■ DATA PROVIDED
※ ※ ※

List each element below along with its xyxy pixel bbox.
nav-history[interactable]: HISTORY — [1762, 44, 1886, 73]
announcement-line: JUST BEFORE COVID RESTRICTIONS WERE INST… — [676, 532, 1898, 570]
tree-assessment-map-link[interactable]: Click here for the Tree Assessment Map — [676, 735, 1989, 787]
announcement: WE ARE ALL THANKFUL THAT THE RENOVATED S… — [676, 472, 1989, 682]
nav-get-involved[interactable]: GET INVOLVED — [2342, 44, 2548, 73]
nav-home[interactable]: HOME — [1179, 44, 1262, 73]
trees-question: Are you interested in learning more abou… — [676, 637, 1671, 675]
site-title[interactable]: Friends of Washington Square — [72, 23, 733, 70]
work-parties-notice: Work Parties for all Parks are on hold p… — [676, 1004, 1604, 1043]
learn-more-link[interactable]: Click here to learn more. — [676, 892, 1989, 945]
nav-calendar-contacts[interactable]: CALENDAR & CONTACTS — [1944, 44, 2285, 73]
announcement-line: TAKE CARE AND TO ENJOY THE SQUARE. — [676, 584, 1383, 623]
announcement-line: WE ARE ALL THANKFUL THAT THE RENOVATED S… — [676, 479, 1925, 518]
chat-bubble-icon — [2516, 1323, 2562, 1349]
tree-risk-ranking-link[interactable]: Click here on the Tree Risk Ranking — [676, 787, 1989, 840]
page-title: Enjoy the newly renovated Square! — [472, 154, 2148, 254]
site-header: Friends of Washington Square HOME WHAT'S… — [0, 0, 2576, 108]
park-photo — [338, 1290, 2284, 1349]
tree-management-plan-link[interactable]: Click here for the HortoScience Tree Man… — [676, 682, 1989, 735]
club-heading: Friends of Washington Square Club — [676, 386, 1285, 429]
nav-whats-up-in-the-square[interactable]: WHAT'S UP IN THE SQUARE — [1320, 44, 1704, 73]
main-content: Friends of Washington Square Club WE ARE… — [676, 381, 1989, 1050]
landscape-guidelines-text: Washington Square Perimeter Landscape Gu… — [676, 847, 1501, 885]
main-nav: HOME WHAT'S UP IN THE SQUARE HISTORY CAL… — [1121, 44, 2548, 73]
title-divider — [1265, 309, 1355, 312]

※ ※ ※

■ PROMPT
Reproduce the full listing above line for line, without changing anything.

■ EXPECTED OUTPUT
List each element below along with its xyxy pixel bbox.
nav-history[interactable]: HISTORY — [1762, 44, 1886, 73]
announcement-line: JUST BEFORE COVID RESTRICTIONS WERE INST… — [676, 532, 1898, 570]
tree-assessment-map-link[interactable]: Click here for the Tree Assessment Map — [676, 735, 1989, 787]
announcement: WE ARE ALL THANKFUL THAT THE RENOVATED S… — [676, 472, 1989, 682]
nav-get-involved[interactable]: GET INVOLVED — [2342, 44, 2548, 73]
nav-home[interactable]: HOME — [1179, 44, 1262, 73]
trees-question: Are you interested in learning more abou… — [676, 637, 1671, 675]
site-title[interactable]: Friends of Washington Square — [72, 23, 733, 70]
work-parties-notice: Work Parties for all Parks are on hold p… — [676, 1004, 1604, 1043]
learn-more-link[interactable]: Click here to learn more. — [676, 892, 1989, 945]
nav-calendar-contacts[interactable]: CALENDAR & CONTACTS — [1944, 44, 2285, 73]
announcement-line: TAKE CARE AND TO ENJOY THE SQUARE. — [676, 584, 1383, 623]
announcement-line: WE ARE ALL THANKFUL THAT THE RENOVATED S… — [676, 479, 1925, 518]
chat-bubble-icon — [2516, 1323, 2562, 1349]
tree-risk-ranking-link[interactable]: Click here on the Tree Risk Ranking — [676, 787, 1989, 840]
page-title: Enjoy the newly renovated Square! — [472, 154, 2148, 254]
site-header: Friends of Washington Square HOME WHAT'S… — [0, 0, 2576, 108]
park-photo — [338, 1290, 2284, 1349]
tree-management-plan-link[interactable]: Click here for the HortoScience Tree Man… — [676, 682, 1989, 735]
club-heading: Friends of Washington Square Club — [676, 386, 1285, 429]
nav-whats-up-in-the-square[interactable]: WHAT'S UP IN THE SQUARE — [1320, 44, 1704, 73]
main-content: Friends of Washington Square Club WE ARE… — [676, 381, 1989, 1050]
landscape-guidelines-text: Washington Square Perimeter Landscape Gu… — [676, 847, 1501, 885]
main-nav: HOME WHAT'S UP IN THE SQUARE HISTORY CAL… — [1121, 44, 2548, 73]
title-divider — [1265, 309, 1355, 312]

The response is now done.